- **TO DO**:
Extract every line in the material below that contains the string "area", copying each one unchanged.
>> Start RECORD LIST
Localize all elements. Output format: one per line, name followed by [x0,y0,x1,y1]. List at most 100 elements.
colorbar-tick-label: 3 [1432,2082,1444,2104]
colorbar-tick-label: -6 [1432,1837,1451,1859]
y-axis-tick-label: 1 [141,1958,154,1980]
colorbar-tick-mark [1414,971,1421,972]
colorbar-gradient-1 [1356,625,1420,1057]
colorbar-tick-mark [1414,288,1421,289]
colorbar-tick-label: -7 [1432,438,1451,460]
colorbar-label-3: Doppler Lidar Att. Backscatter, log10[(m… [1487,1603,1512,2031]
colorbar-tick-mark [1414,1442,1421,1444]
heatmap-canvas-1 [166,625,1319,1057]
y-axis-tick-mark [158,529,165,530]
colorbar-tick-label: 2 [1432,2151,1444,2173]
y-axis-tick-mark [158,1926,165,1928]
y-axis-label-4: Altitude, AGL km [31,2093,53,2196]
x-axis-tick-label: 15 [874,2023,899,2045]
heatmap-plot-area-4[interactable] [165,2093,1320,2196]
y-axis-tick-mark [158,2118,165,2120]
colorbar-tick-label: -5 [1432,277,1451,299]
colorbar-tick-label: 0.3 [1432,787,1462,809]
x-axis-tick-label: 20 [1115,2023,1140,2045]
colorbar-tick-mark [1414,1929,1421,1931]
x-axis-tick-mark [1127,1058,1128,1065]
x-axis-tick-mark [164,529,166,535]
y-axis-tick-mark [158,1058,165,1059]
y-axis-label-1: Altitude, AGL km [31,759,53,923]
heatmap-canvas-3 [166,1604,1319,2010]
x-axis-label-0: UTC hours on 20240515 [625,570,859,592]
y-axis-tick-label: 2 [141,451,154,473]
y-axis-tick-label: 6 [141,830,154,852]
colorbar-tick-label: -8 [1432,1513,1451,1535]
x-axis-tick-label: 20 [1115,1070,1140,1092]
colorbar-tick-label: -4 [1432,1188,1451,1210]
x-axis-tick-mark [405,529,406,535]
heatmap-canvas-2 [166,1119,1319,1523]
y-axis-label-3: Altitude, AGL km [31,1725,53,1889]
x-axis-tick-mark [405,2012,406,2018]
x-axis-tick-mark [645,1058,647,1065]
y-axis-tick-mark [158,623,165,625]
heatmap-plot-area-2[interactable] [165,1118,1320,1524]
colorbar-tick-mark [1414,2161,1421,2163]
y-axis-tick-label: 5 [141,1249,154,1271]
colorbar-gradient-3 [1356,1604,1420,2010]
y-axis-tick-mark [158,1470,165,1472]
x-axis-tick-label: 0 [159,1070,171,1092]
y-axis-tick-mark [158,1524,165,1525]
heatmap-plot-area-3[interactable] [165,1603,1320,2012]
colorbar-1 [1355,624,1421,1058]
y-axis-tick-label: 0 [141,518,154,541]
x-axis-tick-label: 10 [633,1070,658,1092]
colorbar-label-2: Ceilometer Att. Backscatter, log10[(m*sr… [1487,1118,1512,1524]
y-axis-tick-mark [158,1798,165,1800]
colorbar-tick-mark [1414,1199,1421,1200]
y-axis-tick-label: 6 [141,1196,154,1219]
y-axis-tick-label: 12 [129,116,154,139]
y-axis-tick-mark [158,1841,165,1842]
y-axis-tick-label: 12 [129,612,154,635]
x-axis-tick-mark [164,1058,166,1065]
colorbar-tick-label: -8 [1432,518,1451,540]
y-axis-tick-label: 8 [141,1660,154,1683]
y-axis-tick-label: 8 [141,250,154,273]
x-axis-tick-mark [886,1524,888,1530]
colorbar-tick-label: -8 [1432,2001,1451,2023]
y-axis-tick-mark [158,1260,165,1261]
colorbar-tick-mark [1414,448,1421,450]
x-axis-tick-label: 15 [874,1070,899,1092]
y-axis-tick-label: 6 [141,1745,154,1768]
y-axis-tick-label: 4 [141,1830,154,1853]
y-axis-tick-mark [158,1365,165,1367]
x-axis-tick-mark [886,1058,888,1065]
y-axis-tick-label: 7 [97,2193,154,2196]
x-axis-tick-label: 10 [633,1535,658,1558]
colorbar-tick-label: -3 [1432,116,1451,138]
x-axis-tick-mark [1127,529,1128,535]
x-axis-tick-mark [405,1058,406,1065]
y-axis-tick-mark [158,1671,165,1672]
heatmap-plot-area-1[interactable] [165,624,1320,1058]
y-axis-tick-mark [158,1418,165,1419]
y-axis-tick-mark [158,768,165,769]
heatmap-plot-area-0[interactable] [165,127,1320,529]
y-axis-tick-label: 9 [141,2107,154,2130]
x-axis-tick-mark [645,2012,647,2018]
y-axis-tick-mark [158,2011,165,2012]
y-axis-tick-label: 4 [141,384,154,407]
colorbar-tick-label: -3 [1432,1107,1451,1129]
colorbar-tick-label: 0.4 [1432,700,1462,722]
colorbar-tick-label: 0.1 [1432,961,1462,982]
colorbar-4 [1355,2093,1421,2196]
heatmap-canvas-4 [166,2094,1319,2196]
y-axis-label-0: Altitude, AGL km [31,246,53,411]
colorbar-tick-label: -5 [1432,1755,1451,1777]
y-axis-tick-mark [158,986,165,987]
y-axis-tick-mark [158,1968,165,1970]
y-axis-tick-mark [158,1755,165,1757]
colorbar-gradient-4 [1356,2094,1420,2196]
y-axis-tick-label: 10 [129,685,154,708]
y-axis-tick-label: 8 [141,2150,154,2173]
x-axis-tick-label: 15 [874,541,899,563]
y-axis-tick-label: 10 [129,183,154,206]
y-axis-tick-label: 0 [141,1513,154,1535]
>> End RECORD LIST
- **RESULT BELOW**:
heatmap-plot-area-4[interactable] [165,2093,1320,2196]
heatmap-plot-area-2[interactable] [165,1118,1320,1524]
heatmap-plot-area-3[interactable] [165,1603,1320,2012]
heatmap-plot-area-1[interactable] [165,624,1320,1058]
heatmap-plot-area-0[interactable] [165,127,1320,529]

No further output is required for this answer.